Reproduce the items word for word, from the very first line through the line that contains "sidebar-item-label: Overview bbox=[93, 280, 194, 307]", including that line.
#### EXTRACTED MATERIAL ####
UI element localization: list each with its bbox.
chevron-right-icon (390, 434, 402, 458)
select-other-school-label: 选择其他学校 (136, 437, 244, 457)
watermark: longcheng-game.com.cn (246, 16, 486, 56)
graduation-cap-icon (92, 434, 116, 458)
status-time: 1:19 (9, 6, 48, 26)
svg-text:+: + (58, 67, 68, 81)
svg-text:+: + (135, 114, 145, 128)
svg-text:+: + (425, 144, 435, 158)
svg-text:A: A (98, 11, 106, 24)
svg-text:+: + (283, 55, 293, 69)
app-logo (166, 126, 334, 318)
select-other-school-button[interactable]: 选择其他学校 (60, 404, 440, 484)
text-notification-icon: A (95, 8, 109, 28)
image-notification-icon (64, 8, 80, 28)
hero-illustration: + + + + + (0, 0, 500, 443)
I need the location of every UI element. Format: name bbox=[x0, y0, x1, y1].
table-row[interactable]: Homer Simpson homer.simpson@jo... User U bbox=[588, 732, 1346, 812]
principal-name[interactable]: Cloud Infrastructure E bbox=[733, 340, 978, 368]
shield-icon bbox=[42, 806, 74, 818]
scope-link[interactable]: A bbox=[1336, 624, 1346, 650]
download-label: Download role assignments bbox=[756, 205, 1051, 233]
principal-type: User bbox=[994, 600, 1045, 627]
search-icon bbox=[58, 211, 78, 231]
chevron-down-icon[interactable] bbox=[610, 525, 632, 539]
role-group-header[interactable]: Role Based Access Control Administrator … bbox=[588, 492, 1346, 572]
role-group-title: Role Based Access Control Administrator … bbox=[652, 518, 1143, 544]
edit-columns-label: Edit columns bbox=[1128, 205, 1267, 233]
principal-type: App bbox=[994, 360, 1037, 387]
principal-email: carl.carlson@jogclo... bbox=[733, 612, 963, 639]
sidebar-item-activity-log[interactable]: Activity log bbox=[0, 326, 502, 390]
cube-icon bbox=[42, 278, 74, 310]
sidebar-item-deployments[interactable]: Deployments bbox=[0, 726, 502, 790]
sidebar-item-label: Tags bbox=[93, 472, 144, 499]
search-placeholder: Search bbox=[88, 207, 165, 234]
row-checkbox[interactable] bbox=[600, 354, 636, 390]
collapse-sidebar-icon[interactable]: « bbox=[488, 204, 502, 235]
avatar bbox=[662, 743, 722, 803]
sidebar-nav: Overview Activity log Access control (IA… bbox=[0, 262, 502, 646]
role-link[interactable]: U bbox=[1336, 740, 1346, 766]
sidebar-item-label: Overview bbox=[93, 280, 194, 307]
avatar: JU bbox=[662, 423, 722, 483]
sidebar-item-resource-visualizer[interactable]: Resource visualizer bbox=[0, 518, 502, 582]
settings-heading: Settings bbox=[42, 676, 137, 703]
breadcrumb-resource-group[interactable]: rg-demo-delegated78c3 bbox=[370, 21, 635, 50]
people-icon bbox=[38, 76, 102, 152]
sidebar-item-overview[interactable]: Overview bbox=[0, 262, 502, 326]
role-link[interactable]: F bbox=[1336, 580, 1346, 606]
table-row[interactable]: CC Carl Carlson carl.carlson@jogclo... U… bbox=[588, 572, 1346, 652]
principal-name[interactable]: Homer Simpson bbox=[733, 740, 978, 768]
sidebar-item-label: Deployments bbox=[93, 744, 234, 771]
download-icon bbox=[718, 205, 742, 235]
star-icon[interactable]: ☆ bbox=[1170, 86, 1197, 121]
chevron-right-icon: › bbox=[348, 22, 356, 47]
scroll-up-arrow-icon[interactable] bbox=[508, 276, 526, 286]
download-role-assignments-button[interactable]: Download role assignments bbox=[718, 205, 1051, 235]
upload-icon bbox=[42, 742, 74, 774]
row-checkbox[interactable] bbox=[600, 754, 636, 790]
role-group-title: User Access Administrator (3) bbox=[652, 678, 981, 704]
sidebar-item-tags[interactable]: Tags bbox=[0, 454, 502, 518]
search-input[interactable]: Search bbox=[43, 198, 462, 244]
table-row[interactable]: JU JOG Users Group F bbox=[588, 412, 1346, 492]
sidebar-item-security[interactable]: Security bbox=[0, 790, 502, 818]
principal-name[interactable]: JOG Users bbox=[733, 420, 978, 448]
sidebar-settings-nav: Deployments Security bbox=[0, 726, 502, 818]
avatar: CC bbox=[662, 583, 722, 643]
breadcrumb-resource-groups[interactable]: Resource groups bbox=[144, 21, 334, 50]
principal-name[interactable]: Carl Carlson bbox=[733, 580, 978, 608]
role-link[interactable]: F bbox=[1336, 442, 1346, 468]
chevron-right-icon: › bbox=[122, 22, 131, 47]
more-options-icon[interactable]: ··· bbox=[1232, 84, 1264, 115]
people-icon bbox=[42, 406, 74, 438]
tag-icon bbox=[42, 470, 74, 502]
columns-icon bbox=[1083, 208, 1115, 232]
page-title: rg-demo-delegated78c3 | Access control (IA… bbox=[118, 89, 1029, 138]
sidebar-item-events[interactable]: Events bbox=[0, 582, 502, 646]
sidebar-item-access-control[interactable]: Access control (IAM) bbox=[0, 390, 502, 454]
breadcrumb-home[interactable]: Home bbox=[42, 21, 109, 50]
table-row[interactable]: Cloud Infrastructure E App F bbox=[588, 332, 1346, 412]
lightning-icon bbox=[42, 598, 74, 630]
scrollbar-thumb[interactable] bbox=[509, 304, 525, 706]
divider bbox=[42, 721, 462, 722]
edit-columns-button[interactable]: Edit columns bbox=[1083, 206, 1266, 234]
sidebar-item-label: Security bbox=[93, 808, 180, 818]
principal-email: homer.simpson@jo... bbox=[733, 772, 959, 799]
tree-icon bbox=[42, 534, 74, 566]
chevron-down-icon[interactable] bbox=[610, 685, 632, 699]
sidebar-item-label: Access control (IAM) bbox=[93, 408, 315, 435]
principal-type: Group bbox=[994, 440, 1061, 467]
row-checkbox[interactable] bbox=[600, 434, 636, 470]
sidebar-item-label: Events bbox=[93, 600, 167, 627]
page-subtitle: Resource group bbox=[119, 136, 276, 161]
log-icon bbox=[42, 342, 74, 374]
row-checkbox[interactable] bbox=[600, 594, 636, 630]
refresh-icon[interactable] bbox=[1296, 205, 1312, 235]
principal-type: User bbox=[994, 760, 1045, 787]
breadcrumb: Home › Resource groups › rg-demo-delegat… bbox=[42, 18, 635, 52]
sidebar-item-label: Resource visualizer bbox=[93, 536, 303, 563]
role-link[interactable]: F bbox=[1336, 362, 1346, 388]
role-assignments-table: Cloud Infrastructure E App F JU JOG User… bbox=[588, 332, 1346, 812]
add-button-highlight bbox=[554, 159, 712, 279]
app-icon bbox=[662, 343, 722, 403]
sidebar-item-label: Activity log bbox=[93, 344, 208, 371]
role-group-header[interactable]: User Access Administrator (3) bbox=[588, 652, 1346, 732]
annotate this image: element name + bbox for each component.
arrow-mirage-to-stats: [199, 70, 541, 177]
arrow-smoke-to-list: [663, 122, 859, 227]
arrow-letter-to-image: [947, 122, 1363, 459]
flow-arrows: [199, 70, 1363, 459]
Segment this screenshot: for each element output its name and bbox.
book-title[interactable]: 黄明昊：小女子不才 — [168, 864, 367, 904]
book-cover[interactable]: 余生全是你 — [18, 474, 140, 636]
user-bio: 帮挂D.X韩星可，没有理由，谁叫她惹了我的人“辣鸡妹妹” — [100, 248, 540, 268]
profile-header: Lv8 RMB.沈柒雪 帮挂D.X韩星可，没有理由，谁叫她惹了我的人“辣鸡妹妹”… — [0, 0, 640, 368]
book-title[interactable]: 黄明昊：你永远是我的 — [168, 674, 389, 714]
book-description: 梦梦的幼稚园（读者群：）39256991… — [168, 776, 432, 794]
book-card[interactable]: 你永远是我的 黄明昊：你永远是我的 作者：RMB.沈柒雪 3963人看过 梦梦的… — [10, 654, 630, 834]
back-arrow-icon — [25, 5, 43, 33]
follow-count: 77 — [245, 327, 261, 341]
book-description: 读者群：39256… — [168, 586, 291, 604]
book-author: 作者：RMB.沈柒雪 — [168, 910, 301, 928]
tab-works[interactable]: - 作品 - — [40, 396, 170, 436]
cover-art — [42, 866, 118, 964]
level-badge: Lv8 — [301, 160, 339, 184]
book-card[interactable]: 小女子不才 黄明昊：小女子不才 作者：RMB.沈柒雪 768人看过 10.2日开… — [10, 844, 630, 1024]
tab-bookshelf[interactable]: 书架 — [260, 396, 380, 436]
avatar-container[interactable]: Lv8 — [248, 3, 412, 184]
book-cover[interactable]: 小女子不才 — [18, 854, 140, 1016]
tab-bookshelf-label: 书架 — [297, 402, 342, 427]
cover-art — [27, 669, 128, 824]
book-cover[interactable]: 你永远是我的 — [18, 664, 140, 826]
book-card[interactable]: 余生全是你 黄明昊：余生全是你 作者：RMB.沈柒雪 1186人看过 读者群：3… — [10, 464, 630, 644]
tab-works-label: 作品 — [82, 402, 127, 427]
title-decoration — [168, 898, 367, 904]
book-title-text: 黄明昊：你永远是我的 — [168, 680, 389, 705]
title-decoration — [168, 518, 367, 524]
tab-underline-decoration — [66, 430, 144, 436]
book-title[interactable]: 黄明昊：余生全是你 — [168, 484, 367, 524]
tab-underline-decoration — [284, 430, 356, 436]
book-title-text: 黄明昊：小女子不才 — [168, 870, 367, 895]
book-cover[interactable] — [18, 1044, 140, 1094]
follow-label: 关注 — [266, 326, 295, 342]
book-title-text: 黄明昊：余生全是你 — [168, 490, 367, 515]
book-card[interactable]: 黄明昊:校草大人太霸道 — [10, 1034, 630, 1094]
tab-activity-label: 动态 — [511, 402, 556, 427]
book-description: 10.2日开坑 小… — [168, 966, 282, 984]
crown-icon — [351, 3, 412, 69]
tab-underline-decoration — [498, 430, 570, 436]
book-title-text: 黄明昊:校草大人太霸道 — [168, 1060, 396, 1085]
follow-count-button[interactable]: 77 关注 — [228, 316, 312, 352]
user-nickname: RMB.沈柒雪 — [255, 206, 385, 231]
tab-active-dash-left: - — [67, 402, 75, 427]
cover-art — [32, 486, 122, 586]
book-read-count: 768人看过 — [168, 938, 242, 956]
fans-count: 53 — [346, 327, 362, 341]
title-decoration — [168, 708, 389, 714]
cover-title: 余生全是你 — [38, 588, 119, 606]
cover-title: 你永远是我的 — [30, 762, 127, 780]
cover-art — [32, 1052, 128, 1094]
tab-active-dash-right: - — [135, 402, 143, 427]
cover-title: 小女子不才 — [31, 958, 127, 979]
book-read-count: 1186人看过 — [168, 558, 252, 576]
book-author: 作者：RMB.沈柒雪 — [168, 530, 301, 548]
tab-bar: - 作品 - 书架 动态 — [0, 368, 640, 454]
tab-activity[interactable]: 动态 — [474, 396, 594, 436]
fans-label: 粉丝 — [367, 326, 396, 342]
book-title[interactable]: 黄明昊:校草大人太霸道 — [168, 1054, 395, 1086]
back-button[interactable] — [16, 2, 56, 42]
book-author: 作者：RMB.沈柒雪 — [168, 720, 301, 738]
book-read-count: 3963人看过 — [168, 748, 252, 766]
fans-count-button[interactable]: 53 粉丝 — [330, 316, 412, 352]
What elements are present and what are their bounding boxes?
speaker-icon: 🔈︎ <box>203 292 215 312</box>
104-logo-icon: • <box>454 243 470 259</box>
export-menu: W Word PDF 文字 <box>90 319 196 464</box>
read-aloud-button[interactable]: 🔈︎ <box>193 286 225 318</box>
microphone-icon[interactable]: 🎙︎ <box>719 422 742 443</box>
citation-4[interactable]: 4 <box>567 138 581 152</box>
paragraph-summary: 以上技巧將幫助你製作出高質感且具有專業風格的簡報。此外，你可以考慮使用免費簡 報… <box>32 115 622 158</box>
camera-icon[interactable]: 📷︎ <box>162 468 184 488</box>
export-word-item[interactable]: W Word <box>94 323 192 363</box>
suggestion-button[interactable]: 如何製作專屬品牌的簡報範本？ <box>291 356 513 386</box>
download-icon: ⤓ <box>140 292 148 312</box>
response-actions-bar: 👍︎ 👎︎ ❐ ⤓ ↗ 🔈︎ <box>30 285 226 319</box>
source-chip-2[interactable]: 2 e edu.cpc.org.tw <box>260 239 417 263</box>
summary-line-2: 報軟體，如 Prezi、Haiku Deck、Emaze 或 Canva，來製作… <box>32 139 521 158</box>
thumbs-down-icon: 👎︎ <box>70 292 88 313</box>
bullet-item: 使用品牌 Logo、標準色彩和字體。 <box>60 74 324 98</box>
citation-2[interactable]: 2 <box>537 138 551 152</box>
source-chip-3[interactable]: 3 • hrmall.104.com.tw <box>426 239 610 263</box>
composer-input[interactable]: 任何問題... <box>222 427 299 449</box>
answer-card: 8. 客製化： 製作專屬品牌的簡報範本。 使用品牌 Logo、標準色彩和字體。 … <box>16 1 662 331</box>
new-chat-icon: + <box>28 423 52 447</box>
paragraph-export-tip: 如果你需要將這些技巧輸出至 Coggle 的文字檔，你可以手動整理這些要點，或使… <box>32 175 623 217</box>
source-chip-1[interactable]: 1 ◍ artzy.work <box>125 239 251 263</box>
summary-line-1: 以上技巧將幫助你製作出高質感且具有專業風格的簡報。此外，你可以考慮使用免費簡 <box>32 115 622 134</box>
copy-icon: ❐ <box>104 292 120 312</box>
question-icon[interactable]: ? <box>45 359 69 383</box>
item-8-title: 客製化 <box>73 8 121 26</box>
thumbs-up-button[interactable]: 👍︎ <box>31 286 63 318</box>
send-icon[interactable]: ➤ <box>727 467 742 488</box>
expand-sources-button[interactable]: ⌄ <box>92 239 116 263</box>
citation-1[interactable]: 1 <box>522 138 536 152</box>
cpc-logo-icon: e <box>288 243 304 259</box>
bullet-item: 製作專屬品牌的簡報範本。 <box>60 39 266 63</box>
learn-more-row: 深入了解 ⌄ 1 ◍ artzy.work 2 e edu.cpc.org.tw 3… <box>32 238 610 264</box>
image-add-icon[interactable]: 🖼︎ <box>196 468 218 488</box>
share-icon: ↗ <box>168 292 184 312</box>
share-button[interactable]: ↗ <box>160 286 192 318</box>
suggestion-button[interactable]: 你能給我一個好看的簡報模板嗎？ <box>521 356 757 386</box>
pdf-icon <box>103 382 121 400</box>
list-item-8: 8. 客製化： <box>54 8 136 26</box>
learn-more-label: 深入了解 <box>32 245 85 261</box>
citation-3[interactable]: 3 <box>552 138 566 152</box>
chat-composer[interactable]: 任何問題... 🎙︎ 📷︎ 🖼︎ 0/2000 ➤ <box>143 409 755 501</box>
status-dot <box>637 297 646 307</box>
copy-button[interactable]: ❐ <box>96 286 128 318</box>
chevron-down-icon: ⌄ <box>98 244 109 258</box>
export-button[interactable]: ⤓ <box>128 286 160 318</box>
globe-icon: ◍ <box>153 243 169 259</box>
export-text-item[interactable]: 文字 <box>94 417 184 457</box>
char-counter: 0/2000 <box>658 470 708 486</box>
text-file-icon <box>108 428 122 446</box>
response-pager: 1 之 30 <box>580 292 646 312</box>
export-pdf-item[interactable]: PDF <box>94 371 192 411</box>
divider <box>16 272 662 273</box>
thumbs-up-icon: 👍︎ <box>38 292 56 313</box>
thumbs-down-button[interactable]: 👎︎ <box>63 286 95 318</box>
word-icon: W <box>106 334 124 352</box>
####
SOLUTION TO THIS PROBLEM:
UI element localization: list each with its bbox.
chevron-right-icon (390, 434, 402, 458)
select-other-school-label: 选择其他学校 (136, 437, 244, 457)
watermark: longcheng-game.com.cn (246, 16, 486, 56)
graduation-cap-icon (92, 434, 116, 458)
status-time: 1:19 (9, 6, 48, 26)
svg-text:+: + (58, 67, 68, 81)
svg-text:+: + (135, 114, 145, 128)
svg-text:+: + (425, 144, 435, 158)
svg-text:A: A (98, 11, 106, 24)
svg-text:+: + (283, 55, 293, 69)
app-logo (166, 126, 334, 318)
select-other-school-button[interactable]: 选择其他学校 (60, 404, 440, 484)
text-notification-icon: A (95, 8, 109, 28)
image-notification-icon (64, 8, 80, 28)
hero-illustration: + + + + + (0, 0, 500, 443)
I need the location of every UI element. Format: name bbox=[x0, y0, x1, y1].
table-row[interactable]: Homer Simpson homer.simpson@jo... User U bbox=[588, 732, 1346, 812]
principal-name[interactable]: Cloud Infrastructure E bbox=[733, 340, 978, 368]
shield-icon bbox=[42, 806, 74, 818]
scope-link[interactable]: A bbox=[1336, 624, 1346, 650]
download-label: Download role assignments bbox=[756, 205, 1051, 233]
principal-type: User bbox=[994, 600, 1045, 627]
search-icon bbox=[58, 211, 78, 231]
chevron-down-icon[interactable] bbox=[610, 525, 632, 539]
role-group-header[interactable]: Role Based Access Control Administrator … bbox=[588, 492, 1346, 572]
role-group-title: Role Based Access Control Administrator … bbox=[652, 518, 1143, 544]
edit-columns-label: Edit columns bbox=[1128, 205, 1267, 233]
principal-type: App bbox=[994, 360, 1037, 387]
principal-email: carl.carlson@jogclo... bbox=[733, 612, 963, 639]
sidebar-item-activity-log[interactable]: Activity log bbox=[0, 326, 502, 390]
cube-icon bbox=[42, 278, 74, 310]
sidebar-item-deployments[interactable]: Deployments bbox=[0, 726, 502, 790]
sidebar-item-label: Tags bbox=[93, 472, 144, 499]
search-placeholder: Search bbox=[88, 207, 165, 234]
row-checkbox[interactable] bbox=[600, 354, 636, 390]
collapse-sidebar-icon[interactable]: « bbox=[488, 204, 502, 235]
avatar bbox=[662, 743, 722, 803]
sidebar-nav: Overview Activity log Access control (IA… bbox=[0, 262, 502, 646]
role-link[interactable]: U bbox=[1336, 740, 1346, 766]
sidebar-item-label: Overview bbox=[93, 280, 194, 307]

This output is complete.